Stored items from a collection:
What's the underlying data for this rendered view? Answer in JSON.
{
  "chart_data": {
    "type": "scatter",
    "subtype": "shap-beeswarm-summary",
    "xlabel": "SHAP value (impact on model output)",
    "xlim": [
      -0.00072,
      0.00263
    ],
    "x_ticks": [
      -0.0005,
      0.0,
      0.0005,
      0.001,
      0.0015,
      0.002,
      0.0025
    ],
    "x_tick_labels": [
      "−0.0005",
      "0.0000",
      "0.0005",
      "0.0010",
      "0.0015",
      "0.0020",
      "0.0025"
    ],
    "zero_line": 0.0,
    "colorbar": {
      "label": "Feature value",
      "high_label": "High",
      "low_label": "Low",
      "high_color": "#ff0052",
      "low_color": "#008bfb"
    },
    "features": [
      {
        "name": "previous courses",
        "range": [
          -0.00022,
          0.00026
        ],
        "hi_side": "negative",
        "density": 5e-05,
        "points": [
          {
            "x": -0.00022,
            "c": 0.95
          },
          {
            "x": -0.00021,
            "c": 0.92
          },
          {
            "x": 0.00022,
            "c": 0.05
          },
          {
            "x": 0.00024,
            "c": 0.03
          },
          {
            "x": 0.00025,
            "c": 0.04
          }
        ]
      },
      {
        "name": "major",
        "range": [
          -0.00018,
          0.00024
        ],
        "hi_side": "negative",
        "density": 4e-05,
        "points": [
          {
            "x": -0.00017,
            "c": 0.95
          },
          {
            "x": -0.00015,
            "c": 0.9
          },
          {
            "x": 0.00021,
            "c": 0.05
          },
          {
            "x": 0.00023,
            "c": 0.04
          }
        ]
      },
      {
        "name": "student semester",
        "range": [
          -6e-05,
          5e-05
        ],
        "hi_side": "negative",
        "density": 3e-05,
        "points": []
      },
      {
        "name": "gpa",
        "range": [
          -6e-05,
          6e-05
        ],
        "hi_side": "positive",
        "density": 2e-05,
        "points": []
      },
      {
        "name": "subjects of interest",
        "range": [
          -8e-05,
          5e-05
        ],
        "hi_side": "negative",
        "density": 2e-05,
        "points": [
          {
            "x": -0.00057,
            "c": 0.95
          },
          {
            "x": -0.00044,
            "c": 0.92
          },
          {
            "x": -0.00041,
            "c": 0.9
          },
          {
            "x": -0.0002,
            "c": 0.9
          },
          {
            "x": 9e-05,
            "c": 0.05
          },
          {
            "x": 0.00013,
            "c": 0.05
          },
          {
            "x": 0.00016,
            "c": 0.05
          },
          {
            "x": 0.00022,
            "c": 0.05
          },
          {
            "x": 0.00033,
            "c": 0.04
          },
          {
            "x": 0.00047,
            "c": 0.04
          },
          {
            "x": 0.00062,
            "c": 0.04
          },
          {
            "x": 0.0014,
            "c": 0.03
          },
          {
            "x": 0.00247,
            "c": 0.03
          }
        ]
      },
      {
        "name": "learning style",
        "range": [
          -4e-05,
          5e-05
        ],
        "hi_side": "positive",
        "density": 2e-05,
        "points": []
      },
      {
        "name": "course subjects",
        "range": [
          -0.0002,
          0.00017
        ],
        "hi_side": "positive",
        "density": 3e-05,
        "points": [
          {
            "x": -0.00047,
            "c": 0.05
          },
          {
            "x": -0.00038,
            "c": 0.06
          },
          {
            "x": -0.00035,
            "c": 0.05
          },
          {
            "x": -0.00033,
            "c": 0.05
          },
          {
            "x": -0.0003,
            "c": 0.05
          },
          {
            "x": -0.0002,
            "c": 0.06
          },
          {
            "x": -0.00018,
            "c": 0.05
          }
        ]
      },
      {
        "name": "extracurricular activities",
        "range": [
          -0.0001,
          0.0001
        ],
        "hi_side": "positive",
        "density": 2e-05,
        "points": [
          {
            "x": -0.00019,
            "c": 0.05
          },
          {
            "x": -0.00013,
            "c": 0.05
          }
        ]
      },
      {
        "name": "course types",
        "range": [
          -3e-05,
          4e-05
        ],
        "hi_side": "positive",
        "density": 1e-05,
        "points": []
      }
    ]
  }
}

_Objective_. Each record must be returned exactly as it is written.

_Right answer_.
What's the underlying data for this rendered view? Answer in JSON.
{
  "chart_data": {
    "type": "scatter",
    "subtype": "shap-beeswarm-summary",
    "xlabel": "SHAP value (impact on model output)",
    "xlim": [
      -0.00072,
      0.00263
    ],
    "x_ticks": [
      -0.0005,
      0.0,
      0.0005,
      0.001,
      0.0015,
      0.002,
      0.0025
    ],
    "x_tick_labels": [
      "−0.0005",
      "0.0000",
      "0.0005",
      "0.0010",
      "0.0015",
      "0.0020",
      "0.0025"
    ],
    "zero_line": 0.0,
    "colorbar": {
      "label": "Feature value",
      "high_label": "High",
      "low_label": "Low",
      "high_color": "#ff0052",
      "low_color": "#008bfb"
    },
    "features": [
      {
        "name": "previous courses",
        "range": [
          -0.00022,
          0.00026
        ],
        "hi_side": "negative",
        "density": 5e-05,
        "points": [
          {
            "x": -0.00022,
            "c": 0.95
          },
          {
            "x": -0.00021,
            "c": 0.92
          },
          {
            "x": 0.00022,
            "c": 0.05
          },
          {
            "x": 0.00024,
            "c": 0.03
          },
          {
            "x": 0.00025,
            "c": 0.04
          }
        ]
      },
      {
        "name": "major",
        "range": [
          -0.00018,
          0.00024
        ],
        "hi_side": "negative",
        "density": 4e-05,
        "points": [
          {
            "x": -0.00017,
            "c": 0.95
          },
          {
            "x": -0.00015,
            "c": 0.9
          },
          {
            "x": 0.00021,
            "c": 0.05
          },
          {
            "x": 0.00023,
            "c": 0.04
          }
        ]
      },
      {
        "name": "student semester",
        "range": [
          -6e-05,
          5e-05
        ],
        "hi_side": "negative",
        "density": 3e-05,
        "points": []
      },
      {
        "name": "gpa",
        "range": [
          -6e-05,
          6e-05
        ],
        "hi_side": "positive",
        "density": 2e-05,
        "points": []
      },
      {
        "name": "subjects of interest",
        "range": [
          -8e-05,
          5e-05
        ],
        "hi_side": "negative",
        "density": 2e-05,
        "points": [
          {
            "x": -0.00057,
            "c": 0.95
          },
          {
            "x": -0.00044,
            "c": 0.92
          },
          {
            "x": -0.00041,
            "c": 0.9
          },
          {
            "x": -0.0002,
            "c": 0.9
          },
          {
            "x": 9e-05,
            "c": 0.05
          },
          {
            "x": 0.00013,
            "c": 0.05
          },
          {
            "x": 0.00016,
            "c": 0.05
          },
          {
            "x": 0.00022,
            "c": 0.05
          },
          {
            "x": 0.00033,
            "c": 0.04
          },
          {
            "x": 0.00047,
            "c": 0.04
          },
          {
            "x": 0.00062,
            "c": 0.04
          },
          {
            "x": 0.0014,
            "c": 0.03
          },
          {
            "x": 0.00247,
            "c": 0.03
          }
        ]
      },
      {
        "name": "learning style",
        "range": [
          -4e-05,
          5e-05
        ],
        "hi_side": "positive",
        "density": 2e-05,
        "points": []
      },
      {
        "name": "course subjects",
        "range": [
          -0.0002,
          0.00017
        ],
        "hi_side": "positive",
        "density": 3e-05,
        "points": [
          {
            "x": -0.00047,
            "c": 0.05
          },
          {
            "x": -0.00038,
            "c": 0.06
          },
          {
            "x": -0.00035,
            "c": 0.05
          },
          {
            "x": -0.00033,
            "c": 0.05
          },
          {
            "x": -0.0003,
            "c": 0.05
          },
          {
            "x": -0.0002,
            "c": 0.06
          },
          {
            "x": -0.00018,
            "c": 0.05
          }
        ]
      },
      {
        "name": "extracurricular activities",
        "range": [
          -0.0001,
          0.0001
        ],
        "hi_side": "positive",
        "density": 2e-05,
        "points": [
          {
            "x": -0.00019,
            "c": 0.05
          },
          {
            "x": -0.00013,
            "c": 0.05
          }
        ]
      },
      {
        "name": "course types",
        "range": [
          -3e-05,
          4e-05
        ],
        "hi_side": "positive",
        "density": 1e-05,
        "points": []
      }
    ]
  }
}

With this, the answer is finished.